● **EXERCISE REQUIREMENTS**:
All the data below goes into the copy word for word, but the pictures don't.

MATERIAL SHOWN start

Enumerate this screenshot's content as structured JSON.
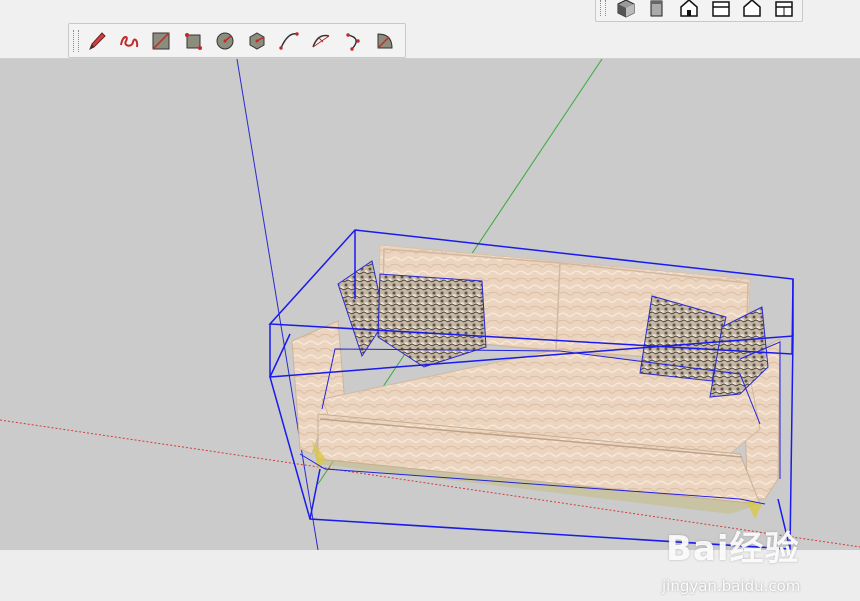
{
  "drawing_toolbar": {
    "tools": [
      {
        "name": "pencil-icon"
      },
      {
        "name": "freehand-icon"
      },
      {
        "name": "rectangle-icon"
      },
      {
        "name": "rotated-rectangle-icon"
      },
      {
        "name": "circle-icon"
      },
      {
        "name": "polygon-icon"
      },
      {
        "name": "arc-icon"
      },
      {
        "name": "two-point-arc-icon"
      },
      {
        "name": "three-point-arc-icon"
      },
      {
        "name": "pie-icon"
      }
    ]
  },
  "views_toolbar": {
    "views": [
      {
        "name": "iso-view-icon"
      },
      {
        "name": "top-view-icon"
      },
      {
        "name": "front-view-icon"
      },
      {
        "name": "right-view-icon"
      },
      {
        "name": "back-view-icon"
      },
      {
        "name": "left-view-icon"
      }
    ]
  },
  "watermark": {
    "brand": "Bai经验",
    "url": "jingyan.baidu.com"
  },
  "colors": {
    "viewport_bg": "#cbcbcb",
    "selection": "#1a1aee",
    "axis_red": "#d43c3c",
    "axis_green": "#3aaa3a",
    "axis_blue": "#2a2ad0",
    "sofa_fabric": "#ecd5c0",
    "pillow": "#b8aa98"
  }
}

MATERIAL SHOWN end

● **SOLUTION BELOW**:
Enumerate this screenshot's content as structured JSON.
{
  "drawing_toolbar": {
    "tools": [
      {
        "name": "pencil-icon"
      },
      {
        "name": "freehand-icon"
      },
      {
        "name": "rectangle-icon"
      },
      {
        "name": "rotated-rectangle-icon"
      },
      {
        "name": "circle-icon"
      },
      {
        "name": "polygon-icon"
      },
      {
        "name": "arc-icon"
      },
      {
        "name": "two-point-arc-icon"
      },
      {
        "name": "three-point-arc-icon"
      },
      {
        "name": "pie-icon"
      }
    ]
  },
  "views_toolbar": {
    "views": [
      {
        "name": "iso-view-icon"
      },
      {
        "name": "top-view-icon"
      },
      {
        "name": "front-view-icon"
      },
      {
        "name": "right-view-icon"
      },
      {
        "name": "back-view-icon"
      },
      {
        "name": "left-view-icon"
      }
    ]
  },
  "watermark": {
    "brand": "Bai经验",
    "url": "jingyan.baidu.com"
  },
  "colors": {
    "viewport_bg": "#cbcbcb",
    "selection": "#1a1aee",
    "axis_red": "#d43c3c",
    "axis_green": "#3aaa3a",
    "axis_blue": "#2a2ad0",
    "sofa_fabric": "#ecd5c0",
    "pillow": "#b8aa98"
  }
}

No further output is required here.